── Entries provided

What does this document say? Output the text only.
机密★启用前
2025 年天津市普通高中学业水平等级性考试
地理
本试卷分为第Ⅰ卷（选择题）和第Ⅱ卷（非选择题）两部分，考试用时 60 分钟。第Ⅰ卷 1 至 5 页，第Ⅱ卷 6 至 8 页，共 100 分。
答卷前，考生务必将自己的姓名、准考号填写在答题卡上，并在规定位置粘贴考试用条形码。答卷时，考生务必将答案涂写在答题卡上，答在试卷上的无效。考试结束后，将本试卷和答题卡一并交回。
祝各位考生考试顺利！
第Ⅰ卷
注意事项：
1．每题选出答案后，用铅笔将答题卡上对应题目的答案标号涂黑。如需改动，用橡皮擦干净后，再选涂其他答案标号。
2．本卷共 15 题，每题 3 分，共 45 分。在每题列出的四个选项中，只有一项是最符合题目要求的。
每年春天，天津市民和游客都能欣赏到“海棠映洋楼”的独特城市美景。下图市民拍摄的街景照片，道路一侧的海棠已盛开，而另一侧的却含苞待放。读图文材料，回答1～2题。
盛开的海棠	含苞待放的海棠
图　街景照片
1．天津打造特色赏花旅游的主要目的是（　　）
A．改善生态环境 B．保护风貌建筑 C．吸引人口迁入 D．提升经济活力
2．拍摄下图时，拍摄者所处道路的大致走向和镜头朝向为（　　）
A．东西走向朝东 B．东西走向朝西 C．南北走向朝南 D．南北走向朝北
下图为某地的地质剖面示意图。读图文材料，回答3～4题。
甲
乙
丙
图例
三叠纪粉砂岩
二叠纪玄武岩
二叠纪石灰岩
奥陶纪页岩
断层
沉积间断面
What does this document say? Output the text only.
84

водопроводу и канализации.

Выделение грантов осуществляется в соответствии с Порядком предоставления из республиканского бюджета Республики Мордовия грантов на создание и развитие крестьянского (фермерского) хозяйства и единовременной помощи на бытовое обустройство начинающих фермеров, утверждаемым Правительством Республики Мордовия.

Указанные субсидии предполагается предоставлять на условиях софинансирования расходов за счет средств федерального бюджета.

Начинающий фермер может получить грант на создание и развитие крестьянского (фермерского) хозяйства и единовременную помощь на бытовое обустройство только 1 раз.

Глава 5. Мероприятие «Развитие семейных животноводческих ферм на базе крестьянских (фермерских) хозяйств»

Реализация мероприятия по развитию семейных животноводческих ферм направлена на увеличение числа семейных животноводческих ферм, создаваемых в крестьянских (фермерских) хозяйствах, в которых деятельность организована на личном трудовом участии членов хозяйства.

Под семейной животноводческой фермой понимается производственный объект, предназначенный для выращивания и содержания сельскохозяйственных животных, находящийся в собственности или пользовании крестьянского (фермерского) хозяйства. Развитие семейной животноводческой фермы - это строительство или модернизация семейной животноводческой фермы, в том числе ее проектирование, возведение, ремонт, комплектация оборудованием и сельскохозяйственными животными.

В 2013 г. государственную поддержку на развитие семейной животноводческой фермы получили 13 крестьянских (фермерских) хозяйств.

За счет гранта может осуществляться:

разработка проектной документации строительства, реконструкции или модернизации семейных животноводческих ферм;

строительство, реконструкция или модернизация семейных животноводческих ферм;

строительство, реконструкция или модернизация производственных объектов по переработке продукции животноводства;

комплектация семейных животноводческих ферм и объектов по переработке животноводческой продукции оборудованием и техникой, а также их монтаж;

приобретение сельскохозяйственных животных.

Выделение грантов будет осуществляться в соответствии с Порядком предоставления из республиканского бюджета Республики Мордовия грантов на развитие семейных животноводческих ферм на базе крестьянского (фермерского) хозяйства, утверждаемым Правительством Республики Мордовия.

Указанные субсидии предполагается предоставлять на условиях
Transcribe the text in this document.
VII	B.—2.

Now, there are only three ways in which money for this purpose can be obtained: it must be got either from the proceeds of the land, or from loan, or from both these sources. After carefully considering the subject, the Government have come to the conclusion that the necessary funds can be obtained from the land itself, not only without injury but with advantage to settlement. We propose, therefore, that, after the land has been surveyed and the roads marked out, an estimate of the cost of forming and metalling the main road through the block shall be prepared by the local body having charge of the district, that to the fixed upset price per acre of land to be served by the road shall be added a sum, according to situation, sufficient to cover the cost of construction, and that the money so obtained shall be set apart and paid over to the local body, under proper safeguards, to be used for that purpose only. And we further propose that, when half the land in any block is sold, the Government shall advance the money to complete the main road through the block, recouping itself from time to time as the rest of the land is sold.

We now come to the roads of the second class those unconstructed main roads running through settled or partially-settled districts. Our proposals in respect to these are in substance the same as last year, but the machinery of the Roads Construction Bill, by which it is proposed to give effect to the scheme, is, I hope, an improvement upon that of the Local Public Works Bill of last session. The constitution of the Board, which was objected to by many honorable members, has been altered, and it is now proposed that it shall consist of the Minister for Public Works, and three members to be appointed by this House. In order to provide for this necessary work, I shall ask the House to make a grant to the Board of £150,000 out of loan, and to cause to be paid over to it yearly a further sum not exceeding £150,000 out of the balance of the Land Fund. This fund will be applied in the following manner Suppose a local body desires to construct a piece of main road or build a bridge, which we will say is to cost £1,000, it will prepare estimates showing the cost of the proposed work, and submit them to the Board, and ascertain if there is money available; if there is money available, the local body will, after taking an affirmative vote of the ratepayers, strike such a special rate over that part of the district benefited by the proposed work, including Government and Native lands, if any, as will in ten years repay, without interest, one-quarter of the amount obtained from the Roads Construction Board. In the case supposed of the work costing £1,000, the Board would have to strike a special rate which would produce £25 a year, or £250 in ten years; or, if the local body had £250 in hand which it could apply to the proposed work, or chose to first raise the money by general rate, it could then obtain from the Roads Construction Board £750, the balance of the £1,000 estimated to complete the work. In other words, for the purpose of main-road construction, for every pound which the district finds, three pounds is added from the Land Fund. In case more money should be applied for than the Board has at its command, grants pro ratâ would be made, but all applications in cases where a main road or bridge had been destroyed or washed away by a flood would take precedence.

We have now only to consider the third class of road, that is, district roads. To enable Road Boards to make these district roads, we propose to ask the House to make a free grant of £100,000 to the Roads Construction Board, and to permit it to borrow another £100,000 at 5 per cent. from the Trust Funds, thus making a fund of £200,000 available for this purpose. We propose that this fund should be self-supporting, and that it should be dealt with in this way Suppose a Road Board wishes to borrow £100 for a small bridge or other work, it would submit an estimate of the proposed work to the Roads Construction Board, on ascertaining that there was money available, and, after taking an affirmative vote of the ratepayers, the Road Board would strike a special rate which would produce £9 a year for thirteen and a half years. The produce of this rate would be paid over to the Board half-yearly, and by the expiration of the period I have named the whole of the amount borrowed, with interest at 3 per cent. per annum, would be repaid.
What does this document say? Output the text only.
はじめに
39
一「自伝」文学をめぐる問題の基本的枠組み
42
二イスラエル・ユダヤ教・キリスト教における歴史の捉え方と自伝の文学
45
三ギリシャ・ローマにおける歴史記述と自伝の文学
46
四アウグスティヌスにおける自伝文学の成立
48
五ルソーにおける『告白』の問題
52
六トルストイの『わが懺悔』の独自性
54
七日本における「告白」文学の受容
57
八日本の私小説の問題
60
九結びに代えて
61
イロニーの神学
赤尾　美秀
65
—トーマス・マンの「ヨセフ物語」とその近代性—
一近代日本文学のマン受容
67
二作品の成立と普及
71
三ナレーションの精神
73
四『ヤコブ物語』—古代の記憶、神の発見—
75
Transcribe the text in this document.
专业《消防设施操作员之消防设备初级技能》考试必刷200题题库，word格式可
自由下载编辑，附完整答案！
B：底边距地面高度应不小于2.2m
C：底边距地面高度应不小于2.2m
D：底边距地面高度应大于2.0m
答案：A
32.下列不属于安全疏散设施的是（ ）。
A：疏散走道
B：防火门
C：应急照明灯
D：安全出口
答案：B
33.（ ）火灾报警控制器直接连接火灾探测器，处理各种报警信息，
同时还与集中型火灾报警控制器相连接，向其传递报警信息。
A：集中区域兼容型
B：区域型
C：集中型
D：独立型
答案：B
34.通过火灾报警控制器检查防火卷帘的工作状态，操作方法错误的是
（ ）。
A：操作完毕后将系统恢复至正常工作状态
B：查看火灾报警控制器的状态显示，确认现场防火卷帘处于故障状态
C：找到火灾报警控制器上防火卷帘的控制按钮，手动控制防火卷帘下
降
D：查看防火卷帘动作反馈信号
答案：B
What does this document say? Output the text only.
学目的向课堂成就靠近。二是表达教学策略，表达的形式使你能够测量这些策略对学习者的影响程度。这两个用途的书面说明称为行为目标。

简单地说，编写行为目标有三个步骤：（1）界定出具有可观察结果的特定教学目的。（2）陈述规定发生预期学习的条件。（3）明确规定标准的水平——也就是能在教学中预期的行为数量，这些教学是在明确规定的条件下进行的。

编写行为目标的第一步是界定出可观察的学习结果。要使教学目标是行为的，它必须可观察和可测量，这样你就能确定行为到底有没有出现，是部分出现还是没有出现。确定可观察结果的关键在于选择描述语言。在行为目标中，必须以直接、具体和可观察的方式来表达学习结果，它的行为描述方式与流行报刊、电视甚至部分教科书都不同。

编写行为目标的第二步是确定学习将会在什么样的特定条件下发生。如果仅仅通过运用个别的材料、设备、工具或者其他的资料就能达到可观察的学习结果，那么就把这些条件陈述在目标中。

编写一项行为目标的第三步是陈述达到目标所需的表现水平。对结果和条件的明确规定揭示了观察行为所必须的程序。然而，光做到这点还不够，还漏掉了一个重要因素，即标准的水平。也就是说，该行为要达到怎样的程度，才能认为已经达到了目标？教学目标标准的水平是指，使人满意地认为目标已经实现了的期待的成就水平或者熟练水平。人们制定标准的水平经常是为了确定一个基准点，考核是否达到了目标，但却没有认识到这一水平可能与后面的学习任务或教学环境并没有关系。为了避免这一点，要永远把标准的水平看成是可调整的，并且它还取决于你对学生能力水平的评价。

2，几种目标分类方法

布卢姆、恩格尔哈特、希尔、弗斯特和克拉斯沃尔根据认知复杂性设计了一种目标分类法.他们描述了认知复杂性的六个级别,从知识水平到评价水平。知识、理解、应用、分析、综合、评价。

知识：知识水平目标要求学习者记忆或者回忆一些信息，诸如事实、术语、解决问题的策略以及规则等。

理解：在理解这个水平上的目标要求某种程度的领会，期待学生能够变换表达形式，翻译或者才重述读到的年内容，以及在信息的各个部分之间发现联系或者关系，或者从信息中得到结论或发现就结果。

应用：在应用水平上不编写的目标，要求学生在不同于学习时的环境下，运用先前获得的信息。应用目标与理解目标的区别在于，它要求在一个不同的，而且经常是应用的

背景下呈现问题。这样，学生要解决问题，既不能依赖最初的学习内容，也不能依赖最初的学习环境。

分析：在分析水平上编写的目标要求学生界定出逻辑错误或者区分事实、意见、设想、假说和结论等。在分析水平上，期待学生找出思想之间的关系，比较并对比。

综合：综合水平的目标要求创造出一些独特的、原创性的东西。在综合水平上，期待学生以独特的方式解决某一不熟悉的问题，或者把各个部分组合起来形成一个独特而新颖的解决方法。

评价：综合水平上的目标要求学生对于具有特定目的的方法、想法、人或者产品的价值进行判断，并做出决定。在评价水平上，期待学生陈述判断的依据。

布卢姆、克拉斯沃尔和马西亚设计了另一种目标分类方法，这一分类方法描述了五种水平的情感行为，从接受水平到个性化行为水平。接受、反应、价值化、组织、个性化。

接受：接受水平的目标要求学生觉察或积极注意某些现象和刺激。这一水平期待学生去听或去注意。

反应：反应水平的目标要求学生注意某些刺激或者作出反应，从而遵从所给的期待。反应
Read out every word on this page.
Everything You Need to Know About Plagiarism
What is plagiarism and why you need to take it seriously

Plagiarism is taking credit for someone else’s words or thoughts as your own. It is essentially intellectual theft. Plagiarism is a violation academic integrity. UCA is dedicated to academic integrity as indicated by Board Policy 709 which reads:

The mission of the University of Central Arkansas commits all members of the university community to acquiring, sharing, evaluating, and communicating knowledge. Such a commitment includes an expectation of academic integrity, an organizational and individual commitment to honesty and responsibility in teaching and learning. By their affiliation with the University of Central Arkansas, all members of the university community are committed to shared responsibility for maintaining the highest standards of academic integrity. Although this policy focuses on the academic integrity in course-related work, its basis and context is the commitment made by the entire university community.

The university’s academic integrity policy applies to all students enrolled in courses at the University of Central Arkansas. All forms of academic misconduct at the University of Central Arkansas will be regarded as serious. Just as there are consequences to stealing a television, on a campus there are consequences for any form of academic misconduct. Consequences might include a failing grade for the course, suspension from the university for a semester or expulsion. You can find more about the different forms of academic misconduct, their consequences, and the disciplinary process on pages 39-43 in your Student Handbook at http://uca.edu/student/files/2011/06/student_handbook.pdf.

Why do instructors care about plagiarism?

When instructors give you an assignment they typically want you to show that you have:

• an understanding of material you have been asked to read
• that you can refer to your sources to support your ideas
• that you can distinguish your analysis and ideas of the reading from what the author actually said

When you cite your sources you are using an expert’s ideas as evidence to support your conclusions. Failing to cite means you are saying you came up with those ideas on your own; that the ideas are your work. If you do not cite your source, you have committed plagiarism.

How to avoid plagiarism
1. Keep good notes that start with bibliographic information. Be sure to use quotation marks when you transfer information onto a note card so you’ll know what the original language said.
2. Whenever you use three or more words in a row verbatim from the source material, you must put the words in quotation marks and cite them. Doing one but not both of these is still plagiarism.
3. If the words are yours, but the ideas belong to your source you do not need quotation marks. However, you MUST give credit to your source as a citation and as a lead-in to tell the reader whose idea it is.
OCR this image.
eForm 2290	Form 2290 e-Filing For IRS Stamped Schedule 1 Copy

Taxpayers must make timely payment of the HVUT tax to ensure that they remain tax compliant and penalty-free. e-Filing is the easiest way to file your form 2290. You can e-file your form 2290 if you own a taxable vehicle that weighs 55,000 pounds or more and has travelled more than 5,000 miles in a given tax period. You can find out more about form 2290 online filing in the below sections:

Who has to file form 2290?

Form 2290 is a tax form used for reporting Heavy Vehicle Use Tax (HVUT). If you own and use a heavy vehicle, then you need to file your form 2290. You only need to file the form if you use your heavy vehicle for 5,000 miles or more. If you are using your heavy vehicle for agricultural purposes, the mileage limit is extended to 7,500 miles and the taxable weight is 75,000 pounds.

────

* Given exercise
Locate the lines above that contain "крестьянских" and copy them.

* Completed task
Глава 5. Мероприятие «Развитие семейных животноводческих ферм на базе крестьянских (фермерских) хозяйств»
Реализация мероприятия по развитию семейных животноводческих ферм направлена на увеличение числа семейных животноводческих ферм, создаваемых в крестьянских (фермерских) хозяйствах, в которых деятельность организована на личном трудовом участии членов хозяйства.
В 2013 г. государственную поддержку на развитие семейной животноводческой фермы получили 13 крестьянских (фермерских) хозяйств.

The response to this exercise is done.